▶ _Goal of the exercise_: Output the records. Match them exactly.
***
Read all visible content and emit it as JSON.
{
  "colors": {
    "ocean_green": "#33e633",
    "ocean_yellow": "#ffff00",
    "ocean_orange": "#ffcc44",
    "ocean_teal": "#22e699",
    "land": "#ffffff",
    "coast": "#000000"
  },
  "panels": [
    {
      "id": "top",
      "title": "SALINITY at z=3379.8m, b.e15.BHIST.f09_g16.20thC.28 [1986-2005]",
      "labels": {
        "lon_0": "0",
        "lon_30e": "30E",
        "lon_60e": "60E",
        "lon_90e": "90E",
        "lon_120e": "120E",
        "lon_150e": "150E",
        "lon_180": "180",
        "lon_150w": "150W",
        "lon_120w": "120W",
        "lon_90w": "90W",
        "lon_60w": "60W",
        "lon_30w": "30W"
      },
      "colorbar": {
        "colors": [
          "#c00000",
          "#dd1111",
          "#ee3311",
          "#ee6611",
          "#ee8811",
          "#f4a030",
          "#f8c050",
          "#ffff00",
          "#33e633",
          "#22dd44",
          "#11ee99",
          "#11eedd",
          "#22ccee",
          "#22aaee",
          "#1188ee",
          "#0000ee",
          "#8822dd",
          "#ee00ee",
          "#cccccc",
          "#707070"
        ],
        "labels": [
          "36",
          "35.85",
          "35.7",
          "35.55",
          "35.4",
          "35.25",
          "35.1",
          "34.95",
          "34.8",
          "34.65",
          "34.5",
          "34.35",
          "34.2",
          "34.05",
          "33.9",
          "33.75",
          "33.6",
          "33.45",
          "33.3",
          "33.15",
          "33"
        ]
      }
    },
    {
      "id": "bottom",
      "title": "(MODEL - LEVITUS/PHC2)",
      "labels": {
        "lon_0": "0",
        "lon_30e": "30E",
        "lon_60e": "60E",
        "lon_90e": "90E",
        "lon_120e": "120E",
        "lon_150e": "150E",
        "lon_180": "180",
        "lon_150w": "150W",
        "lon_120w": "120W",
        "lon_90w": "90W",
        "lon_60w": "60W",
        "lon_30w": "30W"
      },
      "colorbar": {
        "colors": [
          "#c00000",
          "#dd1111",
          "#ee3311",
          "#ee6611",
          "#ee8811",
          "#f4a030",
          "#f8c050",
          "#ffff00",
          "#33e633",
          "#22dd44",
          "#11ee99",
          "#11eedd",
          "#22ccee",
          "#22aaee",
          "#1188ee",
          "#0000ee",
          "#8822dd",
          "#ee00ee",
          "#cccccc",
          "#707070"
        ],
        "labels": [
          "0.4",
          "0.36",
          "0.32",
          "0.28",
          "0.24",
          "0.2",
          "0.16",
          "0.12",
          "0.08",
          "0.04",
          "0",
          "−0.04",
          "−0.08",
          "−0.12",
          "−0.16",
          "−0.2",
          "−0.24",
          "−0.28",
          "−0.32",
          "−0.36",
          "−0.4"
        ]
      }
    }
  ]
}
***
▶ _Complete output_:
Read all visible content and emit it as JSON.
{
  "colors": {
    "ocean_green": "#33e633",
    "ocean_yellow": "#ffff00",
    "ocean_orange": "#ffcc44",
    "ocean_teal": "#22e699",
    "land": "#ffffff",
    "coast": "#000000"
  },
  "panels": [
    {
      "id": "top",
      "title": "SALINITY at z=3379.8m, b.e15.BHIST.f09_g16.20thC.28 [1986-2005]",
      "labels": {
        "lon_0": "0",
        "lon_30e": "30E",
        "lon_60e": "60E",
        "lon_90e": "90E",
        "lon_120e": "120E",
        "lon_150e": "150E",
        "lon_180": "180",
        "lon_150w": "150W",
        "lon_120w": "120W",
        "lon_90w": "90W",
        "lon_60w": "60W",
        "lon_30w": "30W"
      },
      "colorbar": {
        "colors": [
          "#c00000",
          "#dd1111",
          "#ee3311",
          "#ee6611",
          "#ee8811",
          "#f4a030",
          "#f8c050",
          "#ffff00",
          "#33e633",
          "#22dd44",
          "#11ee99",
          "#11eedd",
          "#22ccee",
          "#22aaee",
          "#1188ee",
          "#0000ee",
          "#8822dd",
          "#ee00ee",
          "#cccccc",
          "#707070"
        ],
        "labels": [
          "36",
          "35.85",
          "35.7",
          "35.55",
          "35.4",
          "35.25",
          "35.1",
          "34.95",
          "34.8",
          "34.65",
          "34.5",
          "34.35",
          "34.2",
          "34.05",
          "33.9",
          "33.75",
          "33.6",
          "33.45",
          "33.3",
          "33.15",
          "33"
        ]
      }
    },
    {
      "id": "bottom",
      "title": "(MODEL - LEVITUS/PHC2)",
      "labels": {
        "lon_0": "0",
        "lon_30e": "30E",
        "lon_60e": "60E",
        "lon_90e": "90E",
        "lon_120e": "120E",
        "lon_150e": "150E",
        "lon_180": "180",
        "lon_150w": "150W",
        "lon_120w": "120W",
        "lon_90w": "90W",
        "lon_60w": "60W",
        "lon_30w": "30W"
      },
      "colorbar": {
        "colors": [
          "#c00000",
          "#dd1111",
          "#ee3311",
          "#ee6611",
          "#ee8811",
          "#f4a030",
          "#f8c050",
          "#ffff00",
          "#33e633",
          "#22dd44",
          "#11ee99",
          "#11eedd",
          "#22ccee",
          "#22aaee",
          "#1188ee",
          "#0000ee",
          "#8822dd",
          "#ee00ee",
          "#cccccc",
          "#707070"
        ],
        "labels": [
          "0.4",
          "0.36",
          "0.32",
          "0.28",
          "0.24",
          "0.2",
          "0.16",
          "0.12",
          "0.08",
          "0.04",
          "0",
          "−0.04",
          "−0.08",
          "−0.12",
          "−0.16",
          "−0.2",
          "−0.24",
          "−0.28",
          "−0.32",
          "−0.36",
          "−0.4"
        ]
      }
    }
  ]
}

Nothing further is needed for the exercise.